• [RAW DATA]
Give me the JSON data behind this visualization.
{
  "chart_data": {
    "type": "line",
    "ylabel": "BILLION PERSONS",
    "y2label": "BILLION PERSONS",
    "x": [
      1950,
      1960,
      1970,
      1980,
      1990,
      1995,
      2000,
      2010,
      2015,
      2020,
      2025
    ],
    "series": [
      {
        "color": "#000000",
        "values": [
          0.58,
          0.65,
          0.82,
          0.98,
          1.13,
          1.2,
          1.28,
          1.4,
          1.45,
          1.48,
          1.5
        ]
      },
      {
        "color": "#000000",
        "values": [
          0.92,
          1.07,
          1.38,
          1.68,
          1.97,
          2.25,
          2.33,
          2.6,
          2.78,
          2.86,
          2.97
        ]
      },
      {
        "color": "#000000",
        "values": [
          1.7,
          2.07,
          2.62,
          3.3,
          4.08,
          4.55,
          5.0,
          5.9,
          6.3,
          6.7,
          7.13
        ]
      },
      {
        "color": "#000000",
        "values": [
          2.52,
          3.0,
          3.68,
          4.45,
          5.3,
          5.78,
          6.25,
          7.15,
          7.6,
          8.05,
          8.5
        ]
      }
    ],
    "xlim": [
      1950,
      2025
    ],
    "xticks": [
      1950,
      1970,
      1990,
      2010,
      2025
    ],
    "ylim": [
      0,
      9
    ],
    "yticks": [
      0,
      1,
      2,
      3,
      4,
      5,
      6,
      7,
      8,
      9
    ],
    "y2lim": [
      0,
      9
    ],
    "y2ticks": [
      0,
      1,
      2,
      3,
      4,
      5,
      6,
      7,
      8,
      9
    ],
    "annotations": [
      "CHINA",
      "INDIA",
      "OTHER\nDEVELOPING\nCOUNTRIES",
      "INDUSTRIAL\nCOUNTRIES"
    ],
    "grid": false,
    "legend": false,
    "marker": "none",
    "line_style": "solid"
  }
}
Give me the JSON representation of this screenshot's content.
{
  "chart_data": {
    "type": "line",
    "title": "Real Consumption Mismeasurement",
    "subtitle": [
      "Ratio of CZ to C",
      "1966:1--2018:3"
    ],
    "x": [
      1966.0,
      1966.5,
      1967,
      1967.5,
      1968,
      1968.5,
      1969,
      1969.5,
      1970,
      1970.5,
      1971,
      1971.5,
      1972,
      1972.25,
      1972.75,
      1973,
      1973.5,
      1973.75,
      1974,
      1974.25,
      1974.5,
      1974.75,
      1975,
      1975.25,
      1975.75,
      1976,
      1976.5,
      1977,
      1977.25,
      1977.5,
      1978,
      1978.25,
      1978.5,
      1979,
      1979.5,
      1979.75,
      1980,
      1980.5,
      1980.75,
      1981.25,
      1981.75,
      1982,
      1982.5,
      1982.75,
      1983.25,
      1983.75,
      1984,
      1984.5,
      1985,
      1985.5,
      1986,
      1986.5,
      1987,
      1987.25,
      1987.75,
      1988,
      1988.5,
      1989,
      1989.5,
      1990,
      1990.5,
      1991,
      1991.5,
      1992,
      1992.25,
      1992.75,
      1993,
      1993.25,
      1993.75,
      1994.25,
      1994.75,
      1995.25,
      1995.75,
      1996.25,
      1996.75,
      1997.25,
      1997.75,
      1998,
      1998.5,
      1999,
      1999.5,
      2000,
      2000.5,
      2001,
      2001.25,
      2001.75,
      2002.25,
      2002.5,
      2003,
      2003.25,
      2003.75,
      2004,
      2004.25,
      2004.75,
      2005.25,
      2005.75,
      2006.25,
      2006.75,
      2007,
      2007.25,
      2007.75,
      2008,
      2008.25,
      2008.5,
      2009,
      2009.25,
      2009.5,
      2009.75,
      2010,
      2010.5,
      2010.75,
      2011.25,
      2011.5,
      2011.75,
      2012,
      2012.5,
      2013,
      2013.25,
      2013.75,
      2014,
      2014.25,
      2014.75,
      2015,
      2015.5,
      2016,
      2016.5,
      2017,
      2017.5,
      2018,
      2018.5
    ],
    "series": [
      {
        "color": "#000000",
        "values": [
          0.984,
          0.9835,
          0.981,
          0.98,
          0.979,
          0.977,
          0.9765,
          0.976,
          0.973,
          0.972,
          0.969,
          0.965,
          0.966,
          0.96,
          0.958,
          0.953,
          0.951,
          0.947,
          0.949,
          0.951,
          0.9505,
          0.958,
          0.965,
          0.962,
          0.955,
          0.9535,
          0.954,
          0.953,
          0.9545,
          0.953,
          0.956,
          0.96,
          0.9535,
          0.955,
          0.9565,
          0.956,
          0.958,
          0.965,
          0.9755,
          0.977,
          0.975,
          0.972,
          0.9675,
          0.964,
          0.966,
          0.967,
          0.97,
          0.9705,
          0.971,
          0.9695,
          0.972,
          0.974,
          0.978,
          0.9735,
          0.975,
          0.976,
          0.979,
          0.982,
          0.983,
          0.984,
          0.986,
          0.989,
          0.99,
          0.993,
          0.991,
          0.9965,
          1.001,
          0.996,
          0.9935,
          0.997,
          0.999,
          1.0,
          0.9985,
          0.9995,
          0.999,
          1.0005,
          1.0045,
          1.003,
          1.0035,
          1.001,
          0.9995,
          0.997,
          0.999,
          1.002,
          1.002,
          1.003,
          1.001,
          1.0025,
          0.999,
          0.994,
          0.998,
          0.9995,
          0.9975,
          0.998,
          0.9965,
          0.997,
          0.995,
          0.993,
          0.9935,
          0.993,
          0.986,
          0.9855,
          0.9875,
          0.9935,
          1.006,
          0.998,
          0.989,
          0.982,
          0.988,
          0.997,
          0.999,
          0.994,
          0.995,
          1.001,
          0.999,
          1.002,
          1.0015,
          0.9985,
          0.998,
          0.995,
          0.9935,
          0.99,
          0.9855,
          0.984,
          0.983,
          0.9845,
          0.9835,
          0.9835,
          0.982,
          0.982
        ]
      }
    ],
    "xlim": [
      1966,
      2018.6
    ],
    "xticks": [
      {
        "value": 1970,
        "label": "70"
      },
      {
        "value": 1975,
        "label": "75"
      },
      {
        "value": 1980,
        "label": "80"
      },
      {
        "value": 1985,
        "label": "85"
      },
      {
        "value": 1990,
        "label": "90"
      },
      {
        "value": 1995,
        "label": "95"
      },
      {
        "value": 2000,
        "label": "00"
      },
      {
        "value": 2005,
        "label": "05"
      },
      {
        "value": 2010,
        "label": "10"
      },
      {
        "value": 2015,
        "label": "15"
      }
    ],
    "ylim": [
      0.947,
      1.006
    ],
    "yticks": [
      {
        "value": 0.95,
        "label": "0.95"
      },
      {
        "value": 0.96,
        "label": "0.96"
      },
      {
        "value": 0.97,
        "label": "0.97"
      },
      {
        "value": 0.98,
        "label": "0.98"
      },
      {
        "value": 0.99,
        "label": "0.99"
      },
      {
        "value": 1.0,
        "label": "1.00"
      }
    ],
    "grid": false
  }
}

• [EXERCISE DESCRIPTION]
Copy every line of the listing that includes the string "PERSONS".

• [EXERCISE OUTPUT]
    "ylabel": "BILLION PERSONS",
    "y2label": "BILLION PERSONS",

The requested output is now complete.